** START OF Input data **

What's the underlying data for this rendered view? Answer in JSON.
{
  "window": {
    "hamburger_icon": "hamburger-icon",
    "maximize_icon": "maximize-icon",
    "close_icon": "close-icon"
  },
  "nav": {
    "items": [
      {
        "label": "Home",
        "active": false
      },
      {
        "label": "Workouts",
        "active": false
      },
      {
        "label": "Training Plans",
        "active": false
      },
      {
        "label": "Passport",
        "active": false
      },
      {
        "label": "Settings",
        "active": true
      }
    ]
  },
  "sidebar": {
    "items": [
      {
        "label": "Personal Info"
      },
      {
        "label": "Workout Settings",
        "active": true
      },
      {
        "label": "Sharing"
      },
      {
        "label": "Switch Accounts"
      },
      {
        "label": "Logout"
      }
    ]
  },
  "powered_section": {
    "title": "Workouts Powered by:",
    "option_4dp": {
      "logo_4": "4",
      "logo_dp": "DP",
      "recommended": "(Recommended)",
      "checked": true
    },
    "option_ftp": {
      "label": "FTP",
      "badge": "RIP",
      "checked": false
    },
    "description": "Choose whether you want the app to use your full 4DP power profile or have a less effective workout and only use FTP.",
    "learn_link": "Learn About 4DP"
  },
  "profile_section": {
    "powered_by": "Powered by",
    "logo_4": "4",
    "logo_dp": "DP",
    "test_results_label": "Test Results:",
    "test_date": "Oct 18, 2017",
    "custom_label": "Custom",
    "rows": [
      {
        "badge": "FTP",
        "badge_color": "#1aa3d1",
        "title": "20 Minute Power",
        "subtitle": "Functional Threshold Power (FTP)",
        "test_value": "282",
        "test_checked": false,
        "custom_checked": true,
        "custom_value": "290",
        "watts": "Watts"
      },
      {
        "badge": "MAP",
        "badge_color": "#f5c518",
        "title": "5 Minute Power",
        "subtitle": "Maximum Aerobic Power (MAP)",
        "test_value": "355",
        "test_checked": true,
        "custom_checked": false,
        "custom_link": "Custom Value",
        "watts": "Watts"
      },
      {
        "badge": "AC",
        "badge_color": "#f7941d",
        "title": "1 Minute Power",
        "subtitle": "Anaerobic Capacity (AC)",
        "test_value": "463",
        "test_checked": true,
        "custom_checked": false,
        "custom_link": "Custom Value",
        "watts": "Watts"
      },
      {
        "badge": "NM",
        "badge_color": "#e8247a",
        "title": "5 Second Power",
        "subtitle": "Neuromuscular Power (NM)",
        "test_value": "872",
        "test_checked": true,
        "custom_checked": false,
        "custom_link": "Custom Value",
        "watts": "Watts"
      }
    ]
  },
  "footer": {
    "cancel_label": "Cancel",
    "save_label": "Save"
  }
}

** END OF Input data **

= Stated problem =
The entries above must be returned exactly.

= Answer to the exercise =
What's the underlying data for this rendered view? Answer in JSON.
{
  "window": {
    "hamburger_icon": "hamburger-icon",
    "maximize_icon": "maximize-icon",
    "close_icon": "close-icon"
  },
  "nav": {
    "items": [
      {
        "label": "Home",
        "active": false
      },
      {
        "label": "Workouts",
        "active": false
      },
      {
        "label": "Training Plans",
        "active": false
      },
      {
        "label": "Passport",
        "active": false
      },
      {
        "label": "Settings",
        "active": true
      }
    ]
  },
  "sidebar": {
    "items": [
      {
        "label": "Personal Info"
      },
      {
        "label": "Workout Settings",
        "active": true
      },
      {
        "label": "Sharing"
      },
      {
        "label": "Switch Accounts"
      },
      {
        "label": "Logout"
      }
    ]
  },
  "powered_section": {
    "title": "Workouts Powered by:",
    "option_4dp": {
      "logo_4": "4",
      "logo_dp": "DP",
      "recommended": "(Recommended)",
      "checked": true
    },
    "option_ftp": {
      "label": "FTP",
      "badge": "RIP",
      "checked": false
    },
    "description": "Choose whether you want the app to use your full 4DP power profile or have a less effective workout and only use FTP.",
    "learn_link": "Learn About 4DP"
  },
  "profile_section": {
    "powered_by": "Powered by",
    "logo_4": "4",
    "logo_dp": "DP",
    "test_results_label": "Test Results:",
    "test_date": "Oct 18, 2017",
    "custom_label": "Custom",
    "rows": [
      {
        "badge": "FTP",
        "badge_color": "#1aa3d1",
        "title": "20 Minute Power",
        "subtitle": "Functional Threshold Power (FTP)",
        "test_value": "282",
        "test_checked": false,
        "custom_checked": true,
        "custom_value": "290",
        "watts": "Watts"
      },
      {
        "badge": "MAP",
        "badge_color": "#f5c518",
        "title": "5 Minute Power",
        "subtitle": "Maximum Aerobic Power (MAP)",
        "test_value": "355",
        "test_checked": true,
        "custom_checked": false,
        "custom_link": "Custom Value",
        "watts": "Watts"
      },
      {
        "badge": "AC",
        "badge_color": "#f7941d",
        "title": "1 Minute Power",
        "subtitle": "Anaerobic Capacity (AC)",
        "test_value": "463",
        "test_checked": true,
        "custom_checked": false,
        "custom_link": "Custom Value",
        "watts": "Watts"
      },
      {
        "badge": "NM",
        "badge_color": "#e8247a",
        "title": "5 Second Power",
        "subtitle": "Neuromuscular Power (NM)",
        "test_value": "872",
        "test_checked": true,
        "custom_checked": false,
        "custom_link": "Custom Value",
        "watts": "Watts"
      }
    ]
  },
  "footer": {
    "cancel_label": "Cancel",
    "save_label": "Save"
  }
}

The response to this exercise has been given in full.